- Goal -
Would you quote the material below in full and unchanged?
───── Exercise input ─────
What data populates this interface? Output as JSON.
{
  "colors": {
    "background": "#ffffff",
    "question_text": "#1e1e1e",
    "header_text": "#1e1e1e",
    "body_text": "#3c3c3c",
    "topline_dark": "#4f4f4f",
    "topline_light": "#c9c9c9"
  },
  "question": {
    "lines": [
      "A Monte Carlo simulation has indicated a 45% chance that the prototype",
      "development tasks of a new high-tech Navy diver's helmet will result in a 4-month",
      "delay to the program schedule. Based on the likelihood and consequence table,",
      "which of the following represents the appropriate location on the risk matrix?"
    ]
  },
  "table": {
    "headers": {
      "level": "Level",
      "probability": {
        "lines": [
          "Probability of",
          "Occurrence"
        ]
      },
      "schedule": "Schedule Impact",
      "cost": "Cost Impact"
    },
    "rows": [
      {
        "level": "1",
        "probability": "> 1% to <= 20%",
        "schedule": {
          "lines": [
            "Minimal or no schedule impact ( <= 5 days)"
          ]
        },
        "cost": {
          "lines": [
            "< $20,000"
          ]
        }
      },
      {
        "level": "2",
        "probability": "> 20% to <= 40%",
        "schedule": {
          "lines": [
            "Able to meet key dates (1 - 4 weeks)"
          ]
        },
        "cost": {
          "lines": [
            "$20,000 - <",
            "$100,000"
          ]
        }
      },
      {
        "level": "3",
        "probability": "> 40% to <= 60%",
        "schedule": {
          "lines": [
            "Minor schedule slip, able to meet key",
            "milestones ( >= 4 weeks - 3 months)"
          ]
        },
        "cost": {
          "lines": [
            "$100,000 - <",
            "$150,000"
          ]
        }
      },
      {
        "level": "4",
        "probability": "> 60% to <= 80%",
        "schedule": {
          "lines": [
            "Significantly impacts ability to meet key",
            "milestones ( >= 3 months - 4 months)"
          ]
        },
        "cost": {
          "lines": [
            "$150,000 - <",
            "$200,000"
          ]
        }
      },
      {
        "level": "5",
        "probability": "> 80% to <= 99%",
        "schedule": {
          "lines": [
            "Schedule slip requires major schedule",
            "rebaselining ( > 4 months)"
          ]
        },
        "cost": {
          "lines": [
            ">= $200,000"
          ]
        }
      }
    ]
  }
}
─────
- Exercise output -
What data populates this interface? Output as JSON.
{
  "colors": {
    "background": "#ffffff",
    "question_text": "#1e1e1e",
    "header_text": "#1e1e1e",
    "body_text": "#3c3c3c",
    "topline_dark": "#4f4f4f",
    "topline_light": "#c9c9c9"
  },
  "question": {
    "lines": [
      "A Monte Carlo simulation has indicated a 45% chance that the prototype",
      "development tasks of a new high-tech Navy diver's helmet will result in a 4-month",
      "delay to the program schedule. Based on the likelihood and consequence table,",
      "which of the following represents the appropriate location on the risk matrix?"
    ]
  },
  "table": {
    "headers": {
      "level": "Level",
      "probability": {
        "lines": [
          "Probability of",
          "Occurrence"
        ]
      },
      "schedule": "Schedule Impact",
      "cost": "Cost Impact"
    },
    "rows": [
      {
        "level": "1",
        "probability": "> 1% to <= 20%",
        "schedule": {
          "lines": [
            "Minimal or no schedule impact ( <= 5 days)"
          ]
        },
        "cost": {
          "lines": [
            "< $20,000"
          ]
        }
      },
      {
        "level": "2",
        "probability": "> 20% to <= 40%",
        "schedule": {
          "lines": [
            "Able to meet key dates (1 - 4 weeks)"
          ]
        },
        "cost": {
          "lines": [
            "$20,000 - <",
            "$100,000"
          ]
        }
      },
      {
        "level": "3",
        "probability": "> 40% to <= 60%",
        "schedule": {
          "lines": [
            "Minor schedule slip, able to meet key",
            "milestones ( >= 4 weeks - 3 months)"
          ]
        },
        "cost": {
          "lines": [
            "$100,000 - <",
            "$150,000"
          ]
        }
      },
      {
        "level": "4",
        "probability": "> 60% to <= 80%",
        "schedule": {
          "lines": [
            "Significantly impacts ability to meet key",
            "milestones ( >= 3 months - 4 months)"
          ]
        },
        "cost": {
          "lines": [
            "$150,000 - <",
            "$200,000"
          ]
        }
      },
      {
        "level": "5",
        "probability": "> 80% to <= 99%",
        "schedule": {
          "lines": [
            "Schedule slip requires major schedule",
            "rebaselining ( > 4 months)"
          ]
        },
        "cost": {
          "lines": [
            ">= $200,000"
          ]
        }
      }
    ]
  }
}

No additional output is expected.